- [Text excerpt]

• • • • •

DMDNet: Depth-Memory Decoupling for Reflection Separation

Updated 8 January 2026

The paper introduces DMDNet, a neural architecture that leverages depth cues and historical feature memories to decouple transmission and reflection layers with superior performance on challenging scenes.
DMDNet employs a multi-branch design—including encoding with MuGI, depth semantic modulation, and DMBlocks utilizing DAScan and DS-SSM—to ensure semantically coherent reconstructions.
The network integrates advanced loss functions and a Memory Expert Compensation Module, validated on NightIRS and daytime benchmarks, to minimize feature ambiguity and enhance image restoration.

The Depth-Memory Decoupling Network (DMDNet) is a neural architecture for single-image reflection separation, targeting the decomposition of an observed image $I \in \mathbb{R}^{3 \times H \times W}$ into transmission ( $T$ ) and reflection ( $R$ ) layers. DMDNet addresses challenges that arise in low-contrast scenes, particularly at night, where existing approaches often confuse $T$ and $R$ due to similar intensity distributions. DMDNet integrates depth cues and historical feature memories to promote semantically coherent reconstructions and mitigate ambiguity, offering state-of-the-art performance on both daytime and nighttime benchmarks (Fang et al., 1 Jan 2026).

1. Architecture and Components

DMDNet comprises three core branches:

Encoding Branch: Utilizes a two-stream interactive feature extractor (MuGI) to capture multi-scale features corresponding to $T$ and $R$ .
Depth Semantic Modulation Branch: Processes a precomputed proximity (depth) map using lightweight convolutions, extracting depth semantic features $\{D^i_S\}$ .
Decoding Branch: Employs stacked Depth-Memory Decoupling blocks (DMBlocks) for reconstruction; each DMBlock contains:
- Depth-Synergized Decoupling Mamba (DSMamba)
- Memory Expert Compensation Module (MECM)
- Efficient Feed-Forward Network (EFFN)

The depth map guides structural coherence, while memory modules leverage historical information for feature compensation specific to transmission/reflection separation.

2. Depth-Aware Scanning (DAScan)

DAScan modulates the state-space scan order to prioritize structurally salient (semantically relevant) regions, reducing error propagation. The process uses two complementary scanning permutations derived from the proximity map $P \in \mathbb{R}^{H \times W}$ :

Region-based Scan for Transmission (DA-RScan): Partitions the image into connected regions via thresholding, sorting regions by area (descending). Pixels within each region are ordered by proximity (near to far). The output permutation $\pi_T$ is sequenced by region and proximity.

• • • • •

- [Available data]
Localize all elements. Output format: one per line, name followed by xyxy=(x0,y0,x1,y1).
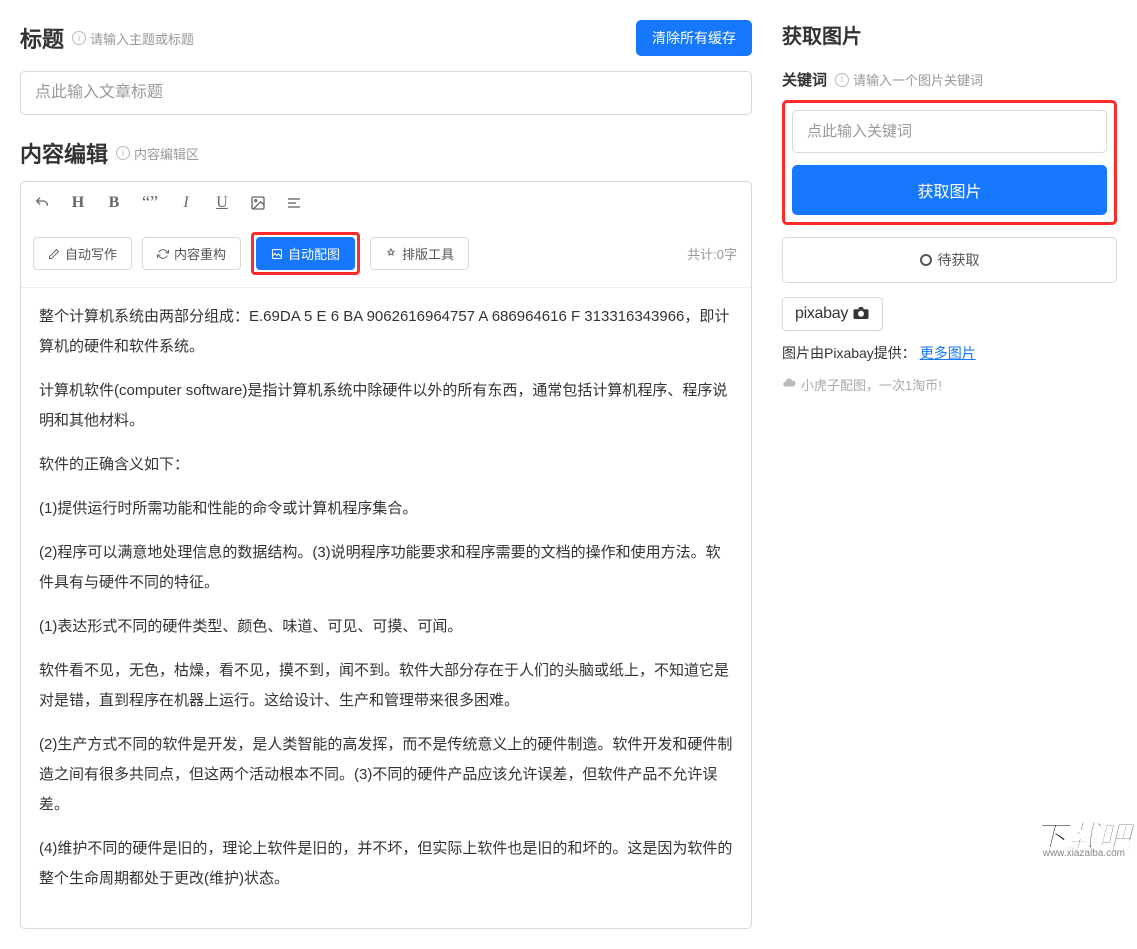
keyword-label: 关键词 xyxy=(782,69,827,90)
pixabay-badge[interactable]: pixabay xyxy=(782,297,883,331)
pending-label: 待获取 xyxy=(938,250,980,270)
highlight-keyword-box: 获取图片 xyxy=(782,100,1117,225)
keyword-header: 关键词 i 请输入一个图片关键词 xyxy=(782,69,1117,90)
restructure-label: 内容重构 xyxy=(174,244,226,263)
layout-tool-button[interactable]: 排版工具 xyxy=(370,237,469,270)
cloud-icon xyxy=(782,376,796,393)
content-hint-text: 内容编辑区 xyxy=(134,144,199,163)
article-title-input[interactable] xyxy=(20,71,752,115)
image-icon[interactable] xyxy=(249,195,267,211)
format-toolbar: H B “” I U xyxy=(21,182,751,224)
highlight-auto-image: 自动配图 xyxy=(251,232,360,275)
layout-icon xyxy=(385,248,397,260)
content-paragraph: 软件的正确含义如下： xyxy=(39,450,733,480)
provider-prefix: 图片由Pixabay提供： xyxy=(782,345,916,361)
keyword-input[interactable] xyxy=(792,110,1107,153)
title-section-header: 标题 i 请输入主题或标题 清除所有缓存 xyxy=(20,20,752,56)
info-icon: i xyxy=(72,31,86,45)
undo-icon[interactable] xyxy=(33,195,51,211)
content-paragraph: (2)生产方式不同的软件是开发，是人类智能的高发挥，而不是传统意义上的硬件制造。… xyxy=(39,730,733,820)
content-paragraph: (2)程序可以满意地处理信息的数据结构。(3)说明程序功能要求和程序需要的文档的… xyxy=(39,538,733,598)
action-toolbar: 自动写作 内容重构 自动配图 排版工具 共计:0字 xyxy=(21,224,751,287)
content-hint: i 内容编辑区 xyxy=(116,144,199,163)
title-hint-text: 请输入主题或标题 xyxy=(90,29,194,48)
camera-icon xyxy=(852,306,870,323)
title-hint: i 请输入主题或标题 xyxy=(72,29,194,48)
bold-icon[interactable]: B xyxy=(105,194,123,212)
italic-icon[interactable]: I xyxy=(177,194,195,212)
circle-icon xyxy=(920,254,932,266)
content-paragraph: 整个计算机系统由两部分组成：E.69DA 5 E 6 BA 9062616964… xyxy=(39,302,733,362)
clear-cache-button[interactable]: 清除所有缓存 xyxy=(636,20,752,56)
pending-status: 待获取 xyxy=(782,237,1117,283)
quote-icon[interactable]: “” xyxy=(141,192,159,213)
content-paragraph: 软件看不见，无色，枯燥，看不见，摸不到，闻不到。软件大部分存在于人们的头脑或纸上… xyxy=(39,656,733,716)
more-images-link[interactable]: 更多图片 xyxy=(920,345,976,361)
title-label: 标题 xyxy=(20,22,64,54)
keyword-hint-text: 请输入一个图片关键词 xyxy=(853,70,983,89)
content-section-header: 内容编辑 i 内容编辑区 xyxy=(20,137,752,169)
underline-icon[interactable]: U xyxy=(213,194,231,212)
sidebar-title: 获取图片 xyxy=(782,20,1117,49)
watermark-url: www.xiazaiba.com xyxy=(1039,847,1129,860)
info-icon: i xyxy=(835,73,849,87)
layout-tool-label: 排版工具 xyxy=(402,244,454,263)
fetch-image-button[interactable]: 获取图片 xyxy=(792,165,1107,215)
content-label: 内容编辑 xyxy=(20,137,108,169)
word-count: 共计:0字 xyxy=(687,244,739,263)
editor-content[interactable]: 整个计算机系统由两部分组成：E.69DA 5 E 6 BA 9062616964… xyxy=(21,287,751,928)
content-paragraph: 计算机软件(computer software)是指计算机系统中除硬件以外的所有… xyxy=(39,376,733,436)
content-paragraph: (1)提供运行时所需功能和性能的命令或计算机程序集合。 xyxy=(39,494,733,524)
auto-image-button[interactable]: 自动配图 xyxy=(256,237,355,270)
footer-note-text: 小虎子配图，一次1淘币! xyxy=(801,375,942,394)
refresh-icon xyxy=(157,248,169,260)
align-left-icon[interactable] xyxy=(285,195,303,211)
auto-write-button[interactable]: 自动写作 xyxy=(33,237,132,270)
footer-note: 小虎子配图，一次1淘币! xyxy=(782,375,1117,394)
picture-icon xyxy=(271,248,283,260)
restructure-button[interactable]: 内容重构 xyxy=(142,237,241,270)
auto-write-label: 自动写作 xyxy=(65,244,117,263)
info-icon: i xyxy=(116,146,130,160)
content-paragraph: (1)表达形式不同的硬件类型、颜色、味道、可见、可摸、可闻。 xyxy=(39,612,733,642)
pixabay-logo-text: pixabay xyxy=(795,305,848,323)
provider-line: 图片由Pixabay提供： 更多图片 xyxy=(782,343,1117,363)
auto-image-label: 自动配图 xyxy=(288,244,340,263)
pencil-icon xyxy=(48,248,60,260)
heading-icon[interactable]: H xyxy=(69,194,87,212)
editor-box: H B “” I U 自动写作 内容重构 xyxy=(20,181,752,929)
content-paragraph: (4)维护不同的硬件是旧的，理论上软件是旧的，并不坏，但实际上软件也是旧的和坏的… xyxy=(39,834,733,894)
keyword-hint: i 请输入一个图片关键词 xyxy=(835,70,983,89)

• • • • •

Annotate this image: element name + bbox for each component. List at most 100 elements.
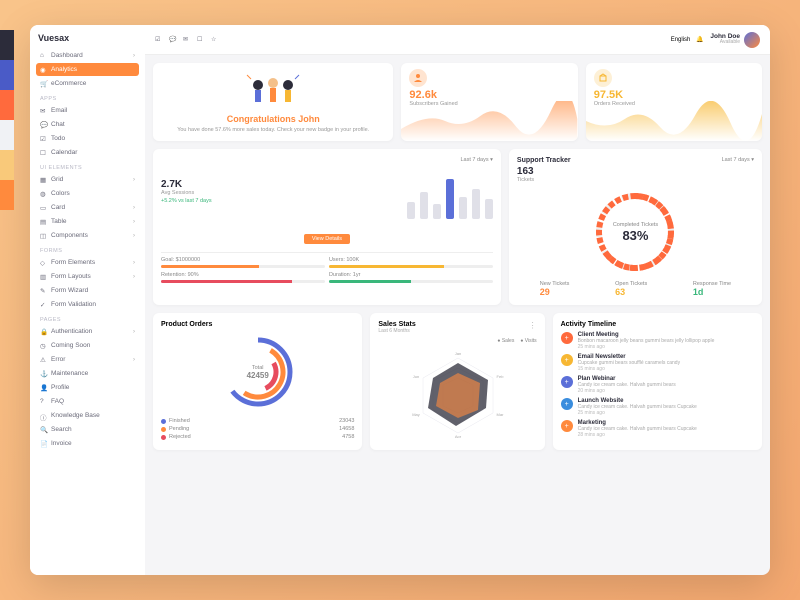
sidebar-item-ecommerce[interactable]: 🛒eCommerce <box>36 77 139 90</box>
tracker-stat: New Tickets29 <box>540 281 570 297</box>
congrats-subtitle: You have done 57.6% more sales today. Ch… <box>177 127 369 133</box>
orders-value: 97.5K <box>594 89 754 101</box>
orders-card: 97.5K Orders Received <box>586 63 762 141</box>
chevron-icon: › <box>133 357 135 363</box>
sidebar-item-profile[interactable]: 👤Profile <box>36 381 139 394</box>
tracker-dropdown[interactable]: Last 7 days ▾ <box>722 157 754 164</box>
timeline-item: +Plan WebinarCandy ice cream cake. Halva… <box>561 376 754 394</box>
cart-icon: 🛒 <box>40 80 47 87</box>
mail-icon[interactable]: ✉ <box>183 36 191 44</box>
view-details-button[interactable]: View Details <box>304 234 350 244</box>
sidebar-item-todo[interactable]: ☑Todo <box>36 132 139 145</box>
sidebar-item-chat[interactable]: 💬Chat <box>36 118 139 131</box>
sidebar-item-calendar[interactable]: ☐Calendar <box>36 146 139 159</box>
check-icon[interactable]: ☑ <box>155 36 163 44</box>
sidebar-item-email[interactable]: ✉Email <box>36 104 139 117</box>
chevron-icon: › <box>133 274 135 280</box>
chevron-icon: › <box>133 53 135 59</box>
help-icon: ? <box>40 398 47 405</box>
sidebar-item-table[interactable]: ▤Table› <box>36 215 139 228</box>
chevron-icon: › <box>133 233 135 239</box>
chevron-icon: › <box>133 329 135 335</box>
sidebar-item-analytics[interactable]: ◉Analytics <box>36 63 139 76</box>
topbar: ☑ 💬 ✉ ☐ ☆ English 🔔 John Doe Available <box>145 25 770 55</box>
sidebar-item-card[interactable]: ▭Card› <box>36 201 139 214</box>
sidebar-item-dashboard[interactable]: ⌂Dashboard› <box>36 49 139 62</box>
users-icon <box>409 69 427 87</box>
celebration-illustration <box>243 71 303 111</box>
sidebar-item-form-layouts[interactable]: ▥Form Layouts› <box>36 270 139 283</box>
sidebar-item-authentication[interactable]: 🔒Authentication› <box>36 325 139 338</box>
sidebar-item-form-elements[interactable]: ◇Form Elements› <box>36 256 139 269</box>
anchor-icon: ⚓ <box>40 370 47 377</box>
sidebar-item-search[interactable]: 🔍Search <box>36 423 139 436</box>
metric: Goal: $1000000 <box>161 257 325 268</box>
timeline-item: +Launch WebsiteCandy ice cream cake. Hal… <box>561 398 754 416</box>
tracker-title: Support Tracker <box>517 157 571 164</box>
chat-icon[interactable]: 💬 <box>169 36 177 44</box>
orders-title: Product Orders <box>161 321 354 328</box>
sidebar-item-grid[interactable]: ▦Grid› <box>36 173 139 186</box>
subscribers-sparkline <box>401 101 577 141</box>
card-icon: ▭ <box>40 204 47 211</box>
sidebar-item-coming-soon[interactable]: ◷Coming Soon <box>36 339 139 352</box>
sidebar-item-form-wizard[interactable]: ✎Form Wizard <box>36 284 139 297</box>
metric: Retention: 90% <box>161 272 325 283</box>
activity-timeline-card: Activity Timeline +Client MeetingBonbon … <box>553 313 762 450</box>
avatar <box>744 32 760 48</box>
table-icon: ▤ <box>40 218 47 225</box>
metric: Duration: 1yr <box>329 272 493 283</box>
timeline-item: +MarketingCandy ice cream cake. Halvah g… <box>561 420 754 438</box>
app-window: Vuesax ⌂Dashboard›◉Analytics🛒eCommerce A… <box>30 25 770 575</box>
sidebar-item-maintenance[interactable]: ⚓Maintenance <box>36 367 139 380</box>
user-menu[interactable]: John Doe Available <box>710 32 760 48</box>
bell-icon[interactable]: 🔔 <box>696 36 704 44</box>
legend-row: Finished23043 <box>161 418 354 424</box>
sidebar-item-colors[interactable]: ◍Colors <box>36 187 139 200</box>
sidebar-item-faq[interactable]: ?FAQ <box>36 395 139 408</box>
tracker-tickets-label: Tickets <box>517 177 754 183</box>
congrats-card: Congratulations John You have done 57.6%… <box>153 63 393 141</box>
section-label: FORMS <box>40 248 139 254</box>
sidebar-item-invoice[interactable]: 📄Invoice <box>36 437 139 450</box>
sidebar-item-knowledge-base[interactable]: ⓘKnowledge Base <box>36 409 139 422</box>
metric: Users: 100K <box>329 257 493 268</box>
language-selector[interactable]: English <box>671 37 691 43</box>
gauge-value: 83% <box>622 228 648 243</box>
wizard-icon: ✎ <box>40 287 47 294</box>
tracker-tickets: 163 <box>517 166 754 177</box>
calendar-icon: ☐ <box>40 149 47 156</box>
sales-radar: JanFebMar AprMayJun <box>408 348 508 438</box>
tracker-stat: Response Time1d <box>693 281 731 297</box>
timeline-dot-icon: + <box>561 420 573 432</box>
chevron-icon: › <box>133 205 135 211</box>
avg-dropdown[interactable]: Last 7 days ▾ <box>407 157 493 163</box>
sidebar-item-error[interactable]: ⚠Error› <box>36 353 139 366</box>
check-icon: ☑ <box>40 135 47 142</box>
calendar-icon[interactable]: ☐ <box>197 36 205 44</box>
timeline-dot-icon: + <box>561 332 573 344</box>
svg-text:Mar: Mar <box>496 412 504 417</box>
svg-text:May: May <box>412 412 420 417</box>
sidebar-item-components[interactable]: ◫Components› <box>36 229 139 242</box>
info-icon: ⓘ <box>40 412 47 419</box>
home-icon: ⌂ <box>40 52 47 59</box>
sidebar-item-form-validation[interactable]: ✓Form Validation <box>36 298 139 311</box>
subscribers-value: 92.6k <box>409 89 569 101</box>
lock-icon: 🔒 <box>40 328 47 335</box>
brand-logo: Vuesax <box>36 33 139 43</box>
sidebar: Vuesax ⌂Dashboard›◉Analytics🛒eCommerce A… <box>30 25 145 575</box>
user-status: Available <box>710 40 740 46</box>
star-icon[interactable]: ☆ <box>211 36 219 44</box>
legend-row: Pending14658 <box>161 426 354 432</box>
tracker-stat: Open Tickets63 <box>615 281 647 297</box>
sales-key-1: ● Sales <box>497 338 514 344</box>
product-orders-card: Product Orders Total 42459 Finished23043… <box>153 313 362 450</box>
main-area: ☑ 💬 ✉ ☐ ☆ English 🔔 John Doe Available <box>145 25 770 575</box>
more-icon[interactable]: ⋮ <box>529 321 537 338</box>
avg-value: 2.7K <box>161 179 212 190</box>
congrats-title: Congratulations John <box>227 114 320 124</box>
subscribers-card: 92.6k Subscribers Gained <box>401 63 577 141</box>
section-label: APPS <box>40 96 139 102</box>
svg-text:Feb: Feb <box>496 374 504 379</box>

• • • • •

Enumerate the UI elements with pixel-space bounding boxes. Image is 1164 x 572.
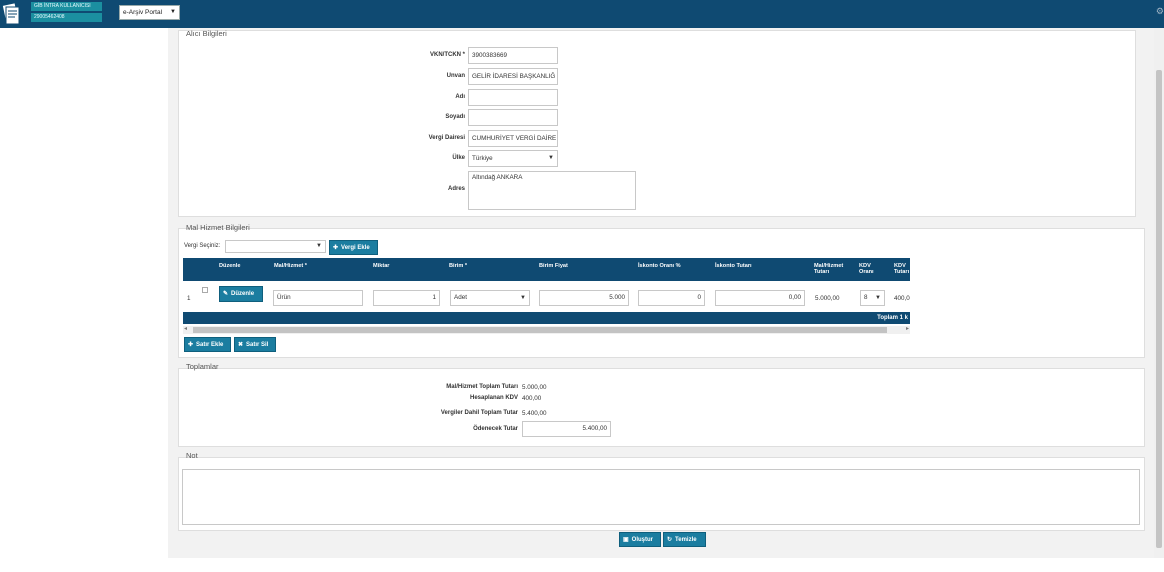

• • • • •

- [Short task 1] In the records, update the lines between the one holding "Annotate this image: element" and the one holding "congrats-subtitle: You have", inclusive, so that "sales" becomes "revenue" and nothing else changes. Give only those lines, without the pictures.
- [Short task 2] Write what comes next in the text on DMDNet for reflection separation, picking up after its last sentence.
The text and the records have no connection to each other.

- [Right answer 1]
Annotate this image: element name + bbox for each component. List at most 100 elements.
sidebar-item-ecommerce[interactable]: 🛒eCommerce <box>36 77 139 90</box>
tracker-stat: New Tickets29 <box>540 281 570 297</box>
congrats-subtitle: You have done 57.6% more revenue today. Ch… <box>177 127 369 133</box>

- [Right answer 2]
$\pi_T = [r_1^{(1)}, ..., r_1^{(n_1)}, r_2^{(1)}, ..., r_2^{(n_2)}, ...]$

Global Scan for Reflection (DA-GScan): All pixels are globally sorted by proximity descending:

$\pi_R = \operatorname{argsort}(P(i, j)) \;\text{descending}$

Application of DAScan distinguishes the processing order of transmission and reflection, facilitating stronger semantic continuity for $T$ and mitigating ambiguous global patterns in $R$ .

3. Depth-Synergized State-Space Model (DS-SSM)

DS-SSM extends vanilla state-space models by incorporating pixelwise depth sensitivity into state transitions:

Vanilla SSM: For pixel $x_t$ , the hidden and output states are updated as

$h_t = A h_{t-1} + B x_t, \quad y_t = C h_t + D x_t$

Depth-Synergized Update: Introduces learnable depth-aware matrices $B_{\rm depth}$ , $C_{\rm depth}$ and a gating map $\gamma_t$ based on pixel proximity:

$\gamma_t = \sigma(\alpha (P(\pi(t)) - \tau))$

where $\sigma$ is sigmoid, $\alpha, \tau$ are learned parameters. The update matrices become:

$B^{\rm aware}_t = (1 - \gamma_t) B + \gamma_t B_{\rm depth}$

$C^{\rm aware}_t = (1 - \gamma_t) C + \gamma_t C_{\rm depth}$

yielding the revised state-space updates.

Spatial Positional Encoding (SPE): Augments each state with multi-frequency sinusoidal positional codes for spatial contextualization.

DS-SSM amplifies long-range context in structurally robust regions and suppresses feature ambiguity in ill-posed areas.

4. Memory Expert Compensation Module (MECM)

MECM infuses cross-image historical feature knowledge to guide compensation for transmission and reflection layers. Its structure comprises:

Expert Gate: Selects $K$ experts out of $N$ , each specialized for layer-specific compensation.
Memory Experts: Each includes:
- GPStream (Global-Pattern Interaction): Utilizes global average pooling, affinity scoring, and attentional fusion with a learnable memory bank. Memory evolution implements affinity-weighted writing to the bank.
- SCStream (Spatial-Context Refinement): Reshapes memory into convolutional kernels; performs top- $k$ softmax aggregation over retrieved spatial affinities for local feature fusion.

Expert gate weights $W_T, W_R$ direct the compensation, providing refined semantic detail adapted for layer-specific restoration.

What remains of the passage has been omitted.